**Listing**
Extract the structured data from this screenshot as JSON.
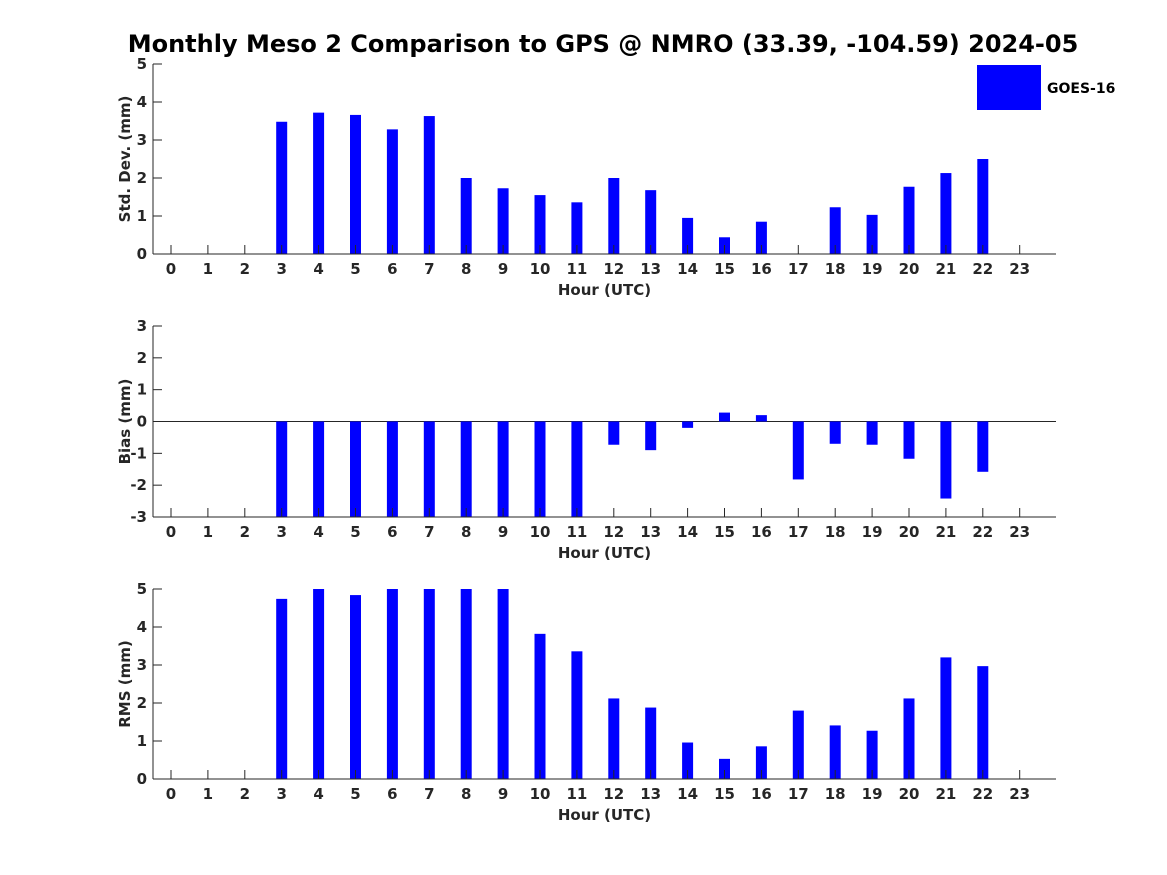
{
  "figure": {
    "title": "Monthly Meso 2 Comparison to GPS @ NMRO (33.39, -104.59) 2024-05",
    "legend": {
      "label": "GOES-16",
      "color": "#0000ff",
      "position": "top-right"
    }
  },
  "chart_data": [
    {
      "type": "bar",
      "xlabel": "Hour (UTC)",
      "ylabel": "Std. Dev. (mm)",
      "ylim": [
        0,
        5
      ],
      "yticks": [
        0,
        1,
        2,
        3,
        4,
        5
      ],
      "categories": [
        "0",
        "1",
        "2",
        "3",
        "4",
        "5",
        "6",
        "7",
        "8",
        "9",
        "10",
        "11",
        "12",
        "13",
        "14",
        "15",
        "16",
        "17",
        "18",
        "19",
        "20",
        "21",
        "22",
        "23"
      ],
      "series": [
        {
          "name": "GOES-16",
          "color": "#0000ff",
          "values": [
            null,
            null,
            null,
            3.48,
            3.72,
            3.66,
            3.28,
            3.63,
            2.0,
            1.73,
            1.55,
            1.36,
            2.0,
            1.68,
            0.95,
            0.44,
            0.85,
            null,
            1.23,
            1.03,
            1.77,
            2.13,
            2.5,
            null
          ]
        }
      ],
      "grid": false
    },
    {
      "type": "bar",
      "xlabel": "Hour (UTC)",
      "ylabel": "Bias (mm)",
      "ylim": [
        -3,
        3
      ],
      "yticks": [
        -3,
        -2,
        -1,
        0,
        1,
        2,
        3
      ],
      "categories": [
        "0",
        "1",
        "2",
        "3",
        "4",
        "5",
        "6",
        "7",
        "8",
        "9",
        "10",
        "11",
        "12",
        "13",
        "14",
        "15",
        "16",
        "17",
        "18",
        "19",
        "20",
        "21",
        "22",
        "23"
      ],
      "series": [
        {
          "name": "GOES-16",
          "color": "#0000ff",
          "values": [
            null,
            null,
            null,
            -3.0,
            -3.0,
            -3.0,
            -3.0,
            -3.0,
            -3.0,
            -3.0,
            -3.0,
            -3.0,
            -0.73,
            -0.9,
            -0.2,
            0.28,
            0.2,
            -1.82,
            -0.7,
            -0.73,
            -1.17,
            -2.42,
            -1.58,
            null
          ]
        }
      ],
      "grid": false
    },
    {
      "type": "bar",
      "xlabel": "Hour (UTC)",
      "ylabel": "RMS (mm)",
      "ylim": [
        0,
        5
      ],
      "yticks": [
        0,
        1,
        2,
        3,
        4,
        5
      ],
      "categories": [
        "0",
        "1",
        "2",
        "3",
        "4",
        "5",
        "6",
        "7",
        "8",
        "9",
        "10",
        "11",
        "12",
        "13",
        "14",
        "15",
        "16",
        "17",
        "18",
        "19",
        "20",
        "21",
        "22",
        "23"
      ],
      "series": [
        {
          "name": "GOES-16",
          "color": "#0000ff",
          "values": [
            null,
            null,
            null,
            4.74,
            5.0,
            4.84,
            5.0,
            5.0,
            5.0,
            5.0,
            3.82,
            3.36,
            2.12,
            1.88,
            0.96,
            0.53,
            0.86,
            1.8,
            1.41,
            1.27,
            2.12,
            3.2,
            2.97,
            null
          ]
        }
      ],
      "grid": false
    }
  ]
}
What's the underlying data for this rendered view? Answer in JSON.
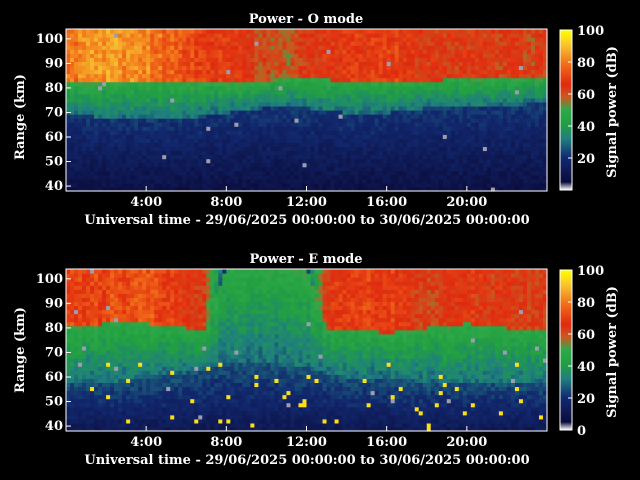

**Description of the task**
Restate each line of the records exactly; pictures do not belong in the copy.

**Expected answer**
Extract the structured data from this screenshot as JSON.
{
  "figure": {
    "title": "Monthly Meso 2 Comparison to GPS @ NMRO (33.39, -104.59) 2024-05",
    "legend": {
      "label": "GOES-16",
      "color": "#0000ff",
      "position": "top-right"
    }
  },
  "chart_data": [
    {
      "type": "bar",
      "xlabel": "Hour (UTC)",
      "ylabel": "Std. Dev. (mm)",
      "ylim": [
        0,
        5
      ],
      "yticks": [
        0,
        1,
        2,
        3,
        4,
        5
      ],
      "categories": [
        "0",
        "1",
        "2",
        "3",
        "4",
        "5",
        "6",
        "7",
        "8",
        "9",
        "10",
        "11",
        "12",
        "13",
        "14",
        "15",
        "16",
        "17",
        "18",
        "19",
        "20",
        "21",
        "22",
        "23"
      ],
      "series": [
        {
          "name": "GOES-16",
          "color": "#0000ff",
          "values": [
            null,
            null,
            null,
            3.48,
            3.72,
            3.66,
            3.28,
            3.63,
            2.0,
            1.73,
            1.55,
            1.36,
            2.0,
            1.68,
            0.95,
            0.44,
            0.85,
            null,
            1.23,
            1.03,
            1.77,
            2.13,
            2.5,
            null
          ]
        }
      ],
      "grid": false
    },
    {
      "type": "bar",
      "xlabel": "Hour (UTC)",
      "ylabel": "Bias (mm)",
      "ylim": [
        -3,
        3
      ],
      "yticks": [
        -3,
        -2,
        -1,
        0,
        1,
        2,
        3
      ],
      "categories": [
        "0",
        "1",
        "2",
        "3",
        "4",
        "5",
        "6",
        "7",
        "8",
        "9",
        "10",
        "11",
        "12",
        "13",
        "14",
        "15",
        "16",
        "17",
        "18",
        "19",
        "20",
        "21",
        "22",
        "23"
      ],
      "series": [
        {
          "name": "GOES-16",
          "color": "#0000ff",
          "values": [
            null,
            null,
            null,
            -3.0,
            -3.0,
            -3.0,
            -3.0,
            -3.0,
            -3.0,
            -3.0,
            -3.0,
            -3.0,
            -0.73,
            -0.9,
            -0.2,
            0.28,
            0.2,
            -1.82,
            -0.7,
            -0.73,
            -1.17,
            -2.42,
            -1.58,
            null
          ]
        }
      ],
      "grid": false
    },
    {
      "type": "bar",
      "xlabel": "Hour (UTC)",
      "ylabel": "RMS (mm)",
      "ylim": [
        0,
        5
      ],
      "yticks": [
        0,
        1,
        2,
        3,
        4,
        5
      ],
      "categories": [
        "0",
        "1",
        "2",
        "3",
        "4",
        "5",
        "6",
        "7",
        "8",
        "9",
        "10",
        "11",
        "12",
        "13",
        "14",
        "15",
        "16",
        "17",
        "18",
        "19",
        "20",
        "21",
        "22",
        "23"
      ],
      "series": [
        {
          "name": "GOES-16",
          "color": "#0000ff",
          "values": [
            null,
            null,
            null,
            4.74,
            5.0,
            4.84,
            5.0,
            5.0,
            5.0,
            5.0,
            3.82,
            3.36,
            2.12,
            1.88,
            0.96,
            0.53,
            0.86,
            1.8,
            1.41,
            1.27,
            2.12,
            3.2,
            2.97,
            null
          ]
        }
      ],
      "grid": false
    }
  ]
}
What's the underlying data for this rendered view? Answer in JSON.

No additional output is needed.